Write the next part of the preview of the sleepwalking thriller Any Night, picking up after its last sentence.

## Document text
[BEGIN]

Oct. 20, 2010 - Issue #783 : Falklands
Prevue
What dreams may come
Any Night divides the waking and dreaming world
NIGHT FRIGHT » A tale of love and somnambulism / Stephanie Hull
In 1987, Parks got up in the middle of the night, drove to his inlaws house, and attacked them with a kitchen knife, murdering his mother-in-law and wounding his father-in-law. In court, he was found to have been sleepwalking and was acquitted.
His story, and another, more local case, form the spine of Any Night, a psychological thriller about love and somnambulism.
Director Ron Jenkins remains tight-lipped on the details of that other story—"It gives away a bit too much," he explains—but, whatever the case, it's a tale that intrigued him, alongside Edmonton theatre expats Daniel Arnold and Medina Hahn—best known for their breakout Nextfest hit Tuesdays and Sundays—who approached Jenkins to direct and dramaturg the script. That was in 2007; this actually marks Any Night's third run, (the script has already been published), but Jenkins notes they're still tinkering with the script, getting deeper into the tale of a love that blossoms between a dancer and the boy upstairs upon her arrival to the basement suite below. But strange, violent things start to happen at night, and polarizing conflict is established between the waking and sleeping worlds.

[END]

## Items
[BEGIN]

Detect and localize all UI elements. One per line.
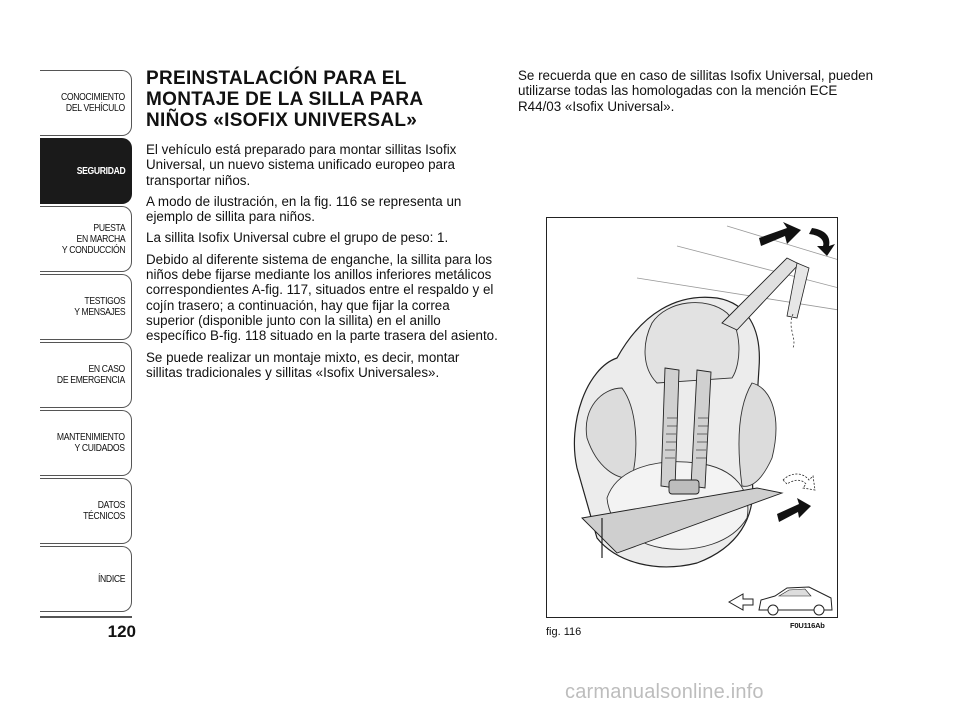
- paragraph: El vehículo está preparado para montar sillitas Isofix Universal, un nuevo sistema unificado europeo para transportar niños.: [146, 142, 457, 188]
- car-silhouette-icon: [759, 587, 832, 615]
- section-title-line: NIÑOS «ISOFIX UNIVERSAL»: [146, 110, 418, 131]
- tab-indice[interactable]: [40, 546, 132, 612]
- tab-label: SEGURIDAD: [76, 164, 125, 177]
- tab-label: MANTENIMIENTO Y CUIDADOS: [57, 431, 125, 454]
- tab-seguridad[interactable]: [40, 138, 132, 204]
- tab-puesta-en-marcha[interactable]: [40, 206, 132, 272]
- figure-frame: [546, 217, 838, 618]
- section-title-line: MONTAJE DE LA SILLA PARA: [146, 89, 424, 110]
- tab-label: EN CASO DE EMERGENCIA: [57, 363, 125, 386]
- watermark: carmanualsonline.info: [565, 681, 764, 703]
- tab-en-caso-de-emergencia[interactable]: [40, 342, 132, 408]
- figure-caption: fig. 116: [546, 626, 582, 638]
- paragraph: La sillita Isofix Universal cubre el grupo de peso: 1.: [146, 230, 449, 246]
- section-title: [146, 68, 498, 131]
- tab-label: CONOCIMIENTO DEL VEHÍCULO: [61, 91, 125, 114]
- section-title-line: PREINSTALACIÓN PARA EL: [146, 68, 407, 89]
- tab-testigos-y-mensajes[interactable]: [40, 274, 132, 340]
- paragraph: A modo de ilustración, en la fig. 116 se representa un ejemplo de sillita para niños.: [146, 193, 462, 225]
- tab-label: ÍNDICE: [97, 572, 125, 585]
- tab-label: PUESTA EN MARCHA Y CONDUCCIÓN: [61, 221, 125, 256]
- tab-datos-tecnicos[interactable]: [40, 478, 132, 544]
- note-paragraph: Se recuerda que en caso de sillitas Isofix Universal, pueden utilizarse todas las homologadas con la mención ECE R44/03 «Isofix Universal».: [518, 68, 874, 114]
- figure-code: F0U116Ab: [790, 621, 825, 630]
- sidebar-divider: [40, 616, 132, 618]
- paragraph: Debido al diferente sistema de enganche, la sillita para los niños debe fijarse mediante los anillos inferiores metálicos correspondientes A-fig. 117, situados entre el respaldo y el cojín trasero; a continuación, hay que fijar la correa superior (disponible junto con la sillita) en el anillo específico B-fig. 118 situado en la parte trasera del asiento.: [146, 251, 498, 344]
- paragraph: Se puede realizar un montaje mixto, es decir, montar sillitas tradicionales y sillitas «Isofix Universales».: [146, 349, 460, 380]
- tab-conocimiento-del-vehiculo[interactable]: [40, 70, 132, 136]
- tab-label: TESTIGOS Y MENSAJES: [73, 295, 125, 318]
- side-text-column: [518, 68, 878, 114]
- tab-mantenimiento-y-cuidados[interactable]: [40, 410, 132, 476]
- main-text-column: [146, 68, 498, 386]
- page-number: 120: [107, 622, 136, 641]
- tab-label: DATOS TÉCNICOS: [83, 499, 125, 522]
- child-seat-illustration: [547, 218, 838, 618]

[END]

## Task response
While the three of them were crafting Any Night, they traveled to UBC's sleep lab to research the causes and effects of the subconscious.
"There was a psychiatrist there that we worked with while we were making the play in the early days. We went and saw him and the lab tech there, and spent a day and a half at the sleep lab, learning the lingo," Jenkins recalls. "He was terrific. It was kind of the bullshit meter for the script, too; we'd go, 'Is this possible?' And he'd go, 'Absolutely. This is absolutely possible.' He ... took us through the mechanics and the logistics of how someone would go to the sleep lab, and what's done there, and what kind of treatment is prescribed afterwards."
And after they had the science, Jenkins found that they soon found the hearsay, too: once word got out about what kind of story they were developing, friends started coming forward with their own tales. One told Jenkins about an episode he had on a boat: he woke up on the backboard of the boat, ready to dive off into the Great Barrier Reef in the middle of the night. Another would cook entire meals in his sleep, and then go back to bed.
"That kind of shit ... you go, 'What?'" Jenkins says. "So all of these kind of sleepwalking stories, and night terrors, have come out of the woodwork. [In their sleep], they do the most amazing things." V
Thu, Oct 21 – Sun, Oct 31, (8 pm)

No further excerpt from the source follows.